Texto de leitura ->
# # #
Queríamos apenas um som que refletisse o álbum muito bem. E agora ele tem um
som metal estridente e rock pesado, uma combinação dos mundos do metal e do
rock. Nunca tivemos um som tão feroz antes.
No
final das contas, como vocês definiriam “The Beginning” tanto musicalmente,
quanto liricamente?
Petri: É
o mais pesado que já lançamos. É também o mais rock e melódico. Como mencionei
antes, com o baterista Ilkka, a música ganhou dimensões completamente novas,
porque suas habilidades em arranjos etc. trazem muitas possibilidades
diferentes. Esta é, na verdade, uma área de interesse fascinante para nós. Como
e por que formamos valores estéticos, e valores relacionados à música em
particular. Temos a oportunidade de fazer o tipo de música que queremos e somos
gratos por isso. "The Beginning" nos mostra o caminho que provou ser
bom. Queremos ser ainda mais pesados e rock no futuro. Temos que evoluir
constantemente; neste gênero, você nunca está pronto, sempre pode evoluir mais.
As fontes e os temas das letras não mudarão. As letras seguem o mesmo caminho
de sempre. Sabe, ficção científica, fantasia, terror, melancolia da vida real,
etc., mas nunca faríamos uma letra de amor romântico! Hahaha!!
“My
Angels Breathing Fire” foi a música escolhida para videoclipe. Por que da
escolha dela e como foi trabalhar neste vídeo?
Petri:
O videoclipe de "My Angels Breathing Fire" acabou virando um
videoclipe porque encapsula muito bem o álbum inteiro. Rock metal com
intensidade implacável o tempo todo. E também é a faixa de abertura do álbum.
Foi divertido de fazer! Decidimos fazer o máximo de closes possível no vídeo e
depois adicionamos os efeitos mais loucos, etc. Só precisávamos ter a mesma
aparência de quando estávamos ao vivo no palco, mas fazer tudo completamente,
tão louco, louco e exagerado! Haha! Na verdade, qualquer música poderia ter
virado um videoclipe, mas você só pode escolher uma de cada vez.
“In
Repentance” foi a outra faixa escolhida e ganhou um lyric video... o que ela
traz de especial para tal escolha?
# # #
Extrato de dados ->
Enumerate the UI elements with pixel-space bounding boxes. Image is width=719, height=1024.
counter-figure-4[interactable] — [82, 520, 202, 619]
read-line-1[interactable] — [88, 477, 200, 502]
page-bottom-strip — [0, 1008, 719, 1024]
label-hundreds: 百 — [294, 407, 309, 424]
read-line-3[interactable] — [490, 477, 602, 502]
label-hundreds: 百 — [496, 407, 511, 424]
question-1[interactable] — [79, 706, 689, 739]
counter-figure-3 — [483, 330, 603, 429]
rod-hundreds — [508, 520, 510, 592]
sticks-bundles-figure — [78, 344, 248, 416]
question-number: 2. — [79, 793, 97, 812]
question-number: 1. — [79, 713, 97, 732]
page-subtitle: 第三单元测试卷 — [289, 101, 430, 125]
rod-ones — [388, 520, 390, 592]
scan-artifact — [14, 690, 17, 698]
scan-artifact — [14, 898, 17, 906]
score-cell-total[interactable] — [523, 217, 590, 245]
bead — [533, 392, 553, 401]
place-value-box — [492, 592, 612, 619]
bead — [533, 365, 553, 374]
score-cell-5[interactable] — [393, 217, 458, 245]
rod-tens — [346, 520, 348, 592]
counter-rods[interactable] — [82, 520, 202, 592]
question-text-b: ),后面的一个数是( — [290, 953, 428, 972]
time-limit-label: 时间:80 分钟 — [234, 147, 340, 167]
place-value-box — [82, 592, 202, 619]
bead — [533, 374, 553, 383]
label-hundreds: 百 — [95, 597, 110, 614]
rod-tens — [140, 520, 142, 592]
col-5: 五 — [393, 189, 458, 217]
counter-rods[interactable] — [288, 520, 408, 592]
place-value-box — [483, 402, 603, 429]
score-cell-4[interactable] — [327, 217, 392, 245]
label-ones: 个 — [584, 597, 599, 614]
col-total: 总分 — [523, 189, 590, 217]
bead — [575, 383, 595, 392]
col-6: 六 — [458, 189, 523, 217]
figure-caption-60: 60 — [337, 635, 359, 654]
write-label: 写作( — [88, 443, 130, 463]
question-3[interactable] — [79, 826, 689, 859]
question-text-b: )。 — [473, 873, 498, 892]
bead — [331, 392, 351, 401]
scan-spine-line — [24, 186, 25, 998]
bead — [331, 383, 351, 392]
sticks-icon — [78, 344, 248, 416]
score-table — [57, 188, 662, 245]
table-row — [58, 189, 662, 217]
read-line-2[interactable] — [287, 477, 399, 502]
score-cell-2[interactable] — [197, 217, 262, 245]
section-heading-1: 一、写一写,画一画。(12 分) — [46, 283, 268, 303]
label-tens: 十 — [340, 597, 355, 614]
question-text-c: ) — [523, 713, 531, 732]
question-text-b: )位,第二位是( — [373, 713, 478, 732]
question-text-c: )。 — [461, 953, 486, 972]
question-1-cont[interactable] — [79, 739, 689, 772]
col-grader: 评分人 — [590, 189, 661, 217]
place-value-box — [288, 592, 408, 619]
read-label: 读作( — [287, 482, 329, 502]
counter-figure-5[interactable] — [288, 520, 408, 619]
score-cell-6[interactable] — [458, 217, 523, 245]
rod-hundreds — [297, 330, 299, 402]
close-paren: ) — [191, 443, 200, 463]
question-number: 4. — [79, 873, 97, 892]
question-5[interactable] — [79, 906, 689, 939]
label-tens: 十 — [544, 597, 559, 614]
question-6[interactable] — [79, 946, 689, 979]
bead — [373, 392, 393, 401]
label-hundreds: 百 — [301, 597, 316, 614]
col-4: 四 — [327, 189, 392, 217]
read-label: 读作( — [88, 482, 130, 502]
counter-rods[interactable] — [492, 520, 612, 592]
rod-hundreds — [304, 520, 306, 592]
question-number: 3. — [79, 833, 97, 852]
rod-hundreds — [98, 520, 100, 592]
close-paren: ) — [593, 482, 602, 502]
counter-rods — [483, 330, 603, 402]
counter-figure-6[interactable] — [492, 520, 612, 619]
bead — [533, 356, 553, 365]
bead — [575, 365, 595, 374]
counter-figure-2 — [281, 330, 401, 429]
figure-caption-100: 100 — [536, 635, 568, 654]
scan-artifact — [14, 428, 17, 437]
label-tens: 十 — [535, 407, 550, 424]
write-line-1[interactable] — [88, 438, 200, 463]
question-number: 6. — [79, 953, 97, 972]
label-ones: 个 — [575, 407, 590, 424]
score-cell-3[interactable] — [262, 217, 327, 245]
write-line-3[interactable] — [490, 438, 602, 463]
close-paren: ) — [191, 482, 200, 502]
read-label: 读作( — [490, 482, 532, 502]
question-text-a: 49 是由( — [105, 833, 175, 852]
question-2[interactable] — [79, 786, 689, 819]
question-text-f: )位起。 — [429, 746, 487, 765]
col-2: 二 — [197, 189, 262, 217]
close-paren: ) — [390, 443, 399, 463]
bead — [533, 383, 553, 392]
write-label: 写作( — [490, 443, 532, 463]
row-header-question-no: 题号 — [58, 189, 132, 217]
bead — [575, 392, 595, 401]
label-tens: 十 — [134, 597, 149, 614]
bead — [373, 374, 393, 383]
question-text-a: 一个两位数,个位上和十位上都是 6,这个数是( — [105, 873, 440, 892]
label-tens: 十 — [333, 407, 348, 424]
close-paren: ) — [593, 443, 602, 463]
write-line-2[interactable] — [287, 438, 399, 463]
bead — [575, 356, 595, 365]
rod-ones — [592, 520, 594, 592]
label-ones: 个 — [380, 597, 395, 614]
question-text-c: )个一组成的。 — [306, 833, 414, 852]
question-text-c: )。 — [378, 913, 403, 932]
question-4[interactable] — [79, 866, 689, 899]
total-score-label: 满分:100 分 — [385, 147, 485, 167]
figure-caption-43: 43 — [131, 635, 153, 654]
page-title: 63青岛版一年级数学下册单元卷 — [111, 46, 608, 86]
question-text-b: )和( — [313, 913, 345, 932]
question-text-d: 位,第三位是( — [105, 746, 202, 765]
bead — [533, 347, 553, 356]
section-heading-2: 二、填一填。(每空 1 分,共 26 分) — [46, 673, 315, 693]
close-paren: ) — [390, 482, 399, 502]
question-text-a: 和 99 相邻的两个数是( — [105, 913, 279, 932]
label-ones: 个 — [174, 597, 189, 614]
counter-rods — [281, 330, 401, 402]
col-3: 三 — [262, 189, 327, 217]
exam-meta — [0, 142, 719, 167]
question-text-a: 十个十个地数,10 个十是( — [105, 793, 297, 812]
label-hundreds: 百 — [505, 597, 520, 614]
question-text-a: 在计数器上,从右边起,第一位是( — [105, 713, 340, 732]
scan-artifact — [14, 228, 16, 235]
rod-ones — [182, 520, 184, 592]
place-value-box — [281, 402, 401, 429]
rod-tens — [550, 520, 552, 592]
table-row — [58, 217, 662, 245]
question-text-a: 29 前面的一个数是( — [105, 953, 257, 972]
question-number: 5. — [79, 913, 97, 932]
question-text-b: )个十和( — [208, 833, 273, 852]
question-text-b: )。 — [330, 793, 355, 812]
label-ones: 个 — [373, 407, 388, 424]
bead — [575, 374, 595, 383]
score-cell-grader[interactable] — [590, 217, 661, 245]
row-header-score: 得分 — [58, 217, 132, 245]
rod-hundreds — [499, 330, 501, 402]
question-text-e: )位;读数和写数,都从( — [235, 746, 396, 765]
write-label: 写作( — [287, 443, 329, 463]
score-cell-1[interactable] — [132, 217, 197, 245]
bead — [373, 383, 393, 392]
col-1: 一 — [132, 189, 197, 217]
# # #
Tarefa proposta A ->
Diga se cada afirmação abaixo concorda com a entrevista sobre o álbum "The Beginning". Responda sim ou não e cite literalmente o trecho que decide.
(i) Petri afirma que "The Beginning" é o lançamento mais pesado da banda.
(ii) A banda pretende mudar os temas das letras.
(iii) "My Angels Breathing Fire" é a faixa de abertura do álbum.
Tarefa proposta B -> Segundo a entrevista sobre o álbum "The Beginning", por que "My Angels Breathing Fire" foi escolhida para o videoclipe? Responda em uma a três frases.

Saída esperada A ->
(i) Sim: "É o mais pesado que já lançamos."
(ii) Não: "As fontes e os temas das letras não mudarão."
(iii) Sim: "E também é a faixa de abertura do álbum."

Saída esperada B -> A música foi escolhida porque encapsula muito bem o álbum inteiro, com rock metal de intensidade implacável o tempo todo. Além disso, é a faixa de abertura do álbum.